*Problem description*. Scan the records for the string "coordinate"; copy each line where it occurs.

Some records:
▬▬▬▬▬▬

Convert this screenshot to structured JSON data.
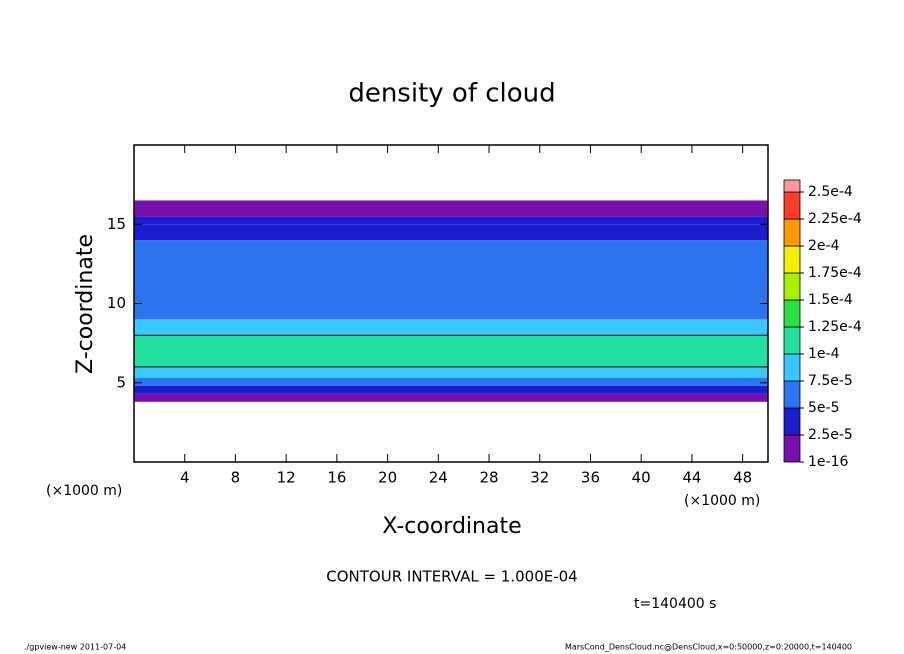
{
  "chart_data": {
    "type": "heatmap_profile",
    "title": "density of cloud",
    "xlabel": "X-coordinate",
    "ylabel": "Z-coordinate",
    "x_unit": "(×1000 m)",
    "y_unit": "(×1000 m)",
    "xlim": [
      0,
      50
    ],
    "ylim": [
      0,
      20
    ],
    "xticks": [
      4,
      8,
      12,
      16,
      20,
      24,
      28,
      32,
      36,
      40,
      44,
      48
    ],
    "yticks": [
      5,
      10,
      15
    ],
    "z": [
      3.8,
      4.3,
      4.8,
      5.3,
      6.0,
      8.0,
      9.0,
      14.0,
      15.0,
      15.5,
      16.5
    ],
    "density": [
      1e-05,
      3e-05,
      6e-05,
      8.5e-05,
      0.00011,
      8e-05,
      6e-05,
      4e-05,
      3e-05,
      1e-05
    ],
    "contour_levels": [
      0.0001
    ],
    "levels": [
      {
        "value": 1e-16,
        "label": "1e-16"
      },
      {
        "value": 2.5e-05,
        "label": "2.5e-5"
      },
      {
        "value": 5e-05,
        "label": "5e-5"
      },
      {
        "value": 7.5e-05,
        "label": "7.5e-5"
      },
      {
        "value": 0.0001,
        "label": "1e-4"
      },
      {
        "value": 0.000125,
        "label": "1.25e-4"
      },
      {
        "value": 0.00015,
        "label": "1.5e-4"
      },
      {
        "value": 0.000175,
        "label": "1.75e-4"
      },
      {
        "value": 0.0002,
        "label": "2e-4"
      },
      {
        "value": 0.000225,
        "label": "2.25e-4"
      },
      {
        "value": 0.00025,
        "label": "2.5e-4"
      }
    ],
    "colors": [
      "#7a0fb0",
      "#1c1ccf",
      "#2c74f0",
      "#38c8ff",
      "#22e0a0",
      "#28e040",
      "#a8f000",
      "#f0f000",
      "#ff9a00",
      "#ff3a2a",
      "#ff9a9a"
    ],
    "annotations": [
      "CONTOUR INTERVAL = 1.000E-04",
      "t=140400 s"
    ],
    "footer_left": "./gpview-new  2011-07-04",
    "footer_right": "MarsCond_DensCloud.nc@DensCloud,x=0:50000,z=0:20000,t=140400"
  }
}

▬▬▬▬▬▬

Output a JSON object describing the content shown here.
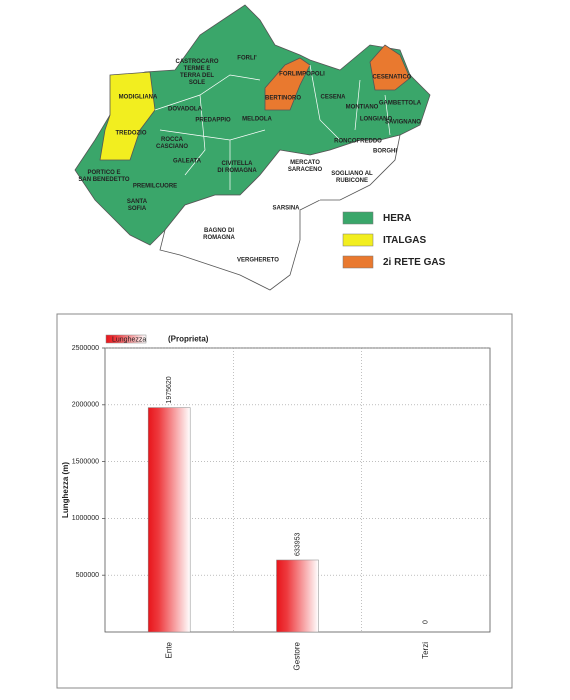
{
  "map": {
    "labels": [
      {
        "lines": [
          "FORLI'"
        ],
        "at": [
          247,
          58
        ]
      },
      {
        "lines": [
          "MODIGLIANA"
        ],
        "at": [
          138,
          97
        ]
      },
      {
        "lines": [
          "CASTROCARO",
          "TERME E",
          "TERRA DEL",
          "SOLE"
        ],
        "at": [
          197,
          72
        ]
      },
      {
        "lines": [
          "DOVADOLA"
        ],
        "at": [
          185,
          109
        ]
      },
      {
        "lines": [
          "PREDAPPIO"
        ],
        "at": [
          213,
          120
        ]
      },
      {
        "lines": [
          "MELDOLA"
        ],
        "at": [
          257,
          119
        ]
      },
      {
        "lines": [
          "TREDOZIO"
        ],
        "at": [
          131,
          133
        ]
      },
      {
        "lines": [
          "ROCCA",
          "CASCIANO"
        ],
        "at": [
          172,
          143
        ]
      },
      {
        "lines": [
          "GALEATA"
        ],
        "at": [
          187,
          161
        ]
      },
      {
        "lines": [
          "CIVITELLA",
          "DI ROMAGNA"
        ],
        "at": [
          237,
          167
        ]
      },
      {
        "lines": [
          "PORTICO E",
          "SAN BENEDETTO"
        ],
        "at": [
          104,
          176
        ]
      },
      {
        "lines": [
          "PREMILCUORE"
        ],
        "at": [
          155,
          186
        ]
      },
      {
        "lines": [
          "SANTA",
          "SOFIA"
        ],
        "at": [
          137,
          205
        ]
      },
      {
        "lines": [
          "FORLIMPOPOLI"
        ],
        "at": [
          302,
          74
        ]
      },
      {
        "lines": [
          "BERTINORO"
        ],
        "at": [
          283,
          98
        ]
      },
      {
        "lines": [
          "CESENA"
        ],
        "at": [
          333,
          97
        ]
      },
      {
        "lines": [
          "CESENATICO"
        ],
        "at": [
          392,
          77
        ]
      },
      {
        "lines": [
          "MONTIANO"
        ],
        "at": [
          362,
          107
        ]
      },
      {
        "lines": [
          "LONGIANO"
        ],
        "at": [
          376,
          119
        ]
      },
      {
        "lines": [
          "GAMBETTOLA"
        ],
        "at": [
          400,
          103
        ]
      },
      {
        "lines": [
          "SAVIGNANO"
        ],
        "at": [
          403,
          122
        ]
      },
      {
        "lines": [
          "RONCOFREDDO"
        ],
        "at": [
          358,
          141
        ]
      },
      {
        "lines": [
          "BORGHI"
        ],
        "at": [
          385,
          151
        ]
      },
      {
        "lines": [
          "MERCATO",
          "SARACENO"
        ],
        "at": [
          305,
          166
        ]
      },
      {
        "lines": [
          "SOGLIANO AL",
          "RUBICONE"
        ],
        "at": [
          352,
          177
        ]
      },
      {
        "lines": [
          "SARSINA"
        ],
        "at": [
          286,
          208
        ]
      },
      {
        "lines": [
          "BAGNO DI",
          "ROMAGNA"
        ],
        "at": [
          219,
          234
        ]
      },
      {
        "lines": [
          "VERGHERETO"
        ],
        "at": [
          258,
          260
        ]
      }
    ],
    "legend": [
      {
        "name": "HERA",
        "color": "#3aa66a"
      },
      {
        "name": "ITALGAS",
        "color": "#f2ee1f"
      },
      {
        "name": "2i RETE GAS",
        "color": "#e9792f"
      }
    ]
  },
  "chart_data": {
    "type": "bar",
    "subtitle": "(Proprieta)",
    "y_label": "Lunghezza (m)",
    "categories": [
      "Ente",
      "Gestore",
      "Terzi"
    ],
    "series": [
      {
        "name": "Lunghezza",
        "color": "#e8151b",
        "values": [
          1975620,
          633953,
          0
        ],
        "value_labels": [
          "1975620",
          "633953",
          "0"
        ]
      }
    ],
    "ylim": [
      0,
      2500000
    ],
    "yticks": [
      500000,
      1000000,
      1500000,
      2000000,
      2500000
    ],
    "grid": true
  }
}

▬▬▬▬▬▬

*The answer*.
    "xlabel": "X-coordinate",
    "ylabel": "Z-coordinate",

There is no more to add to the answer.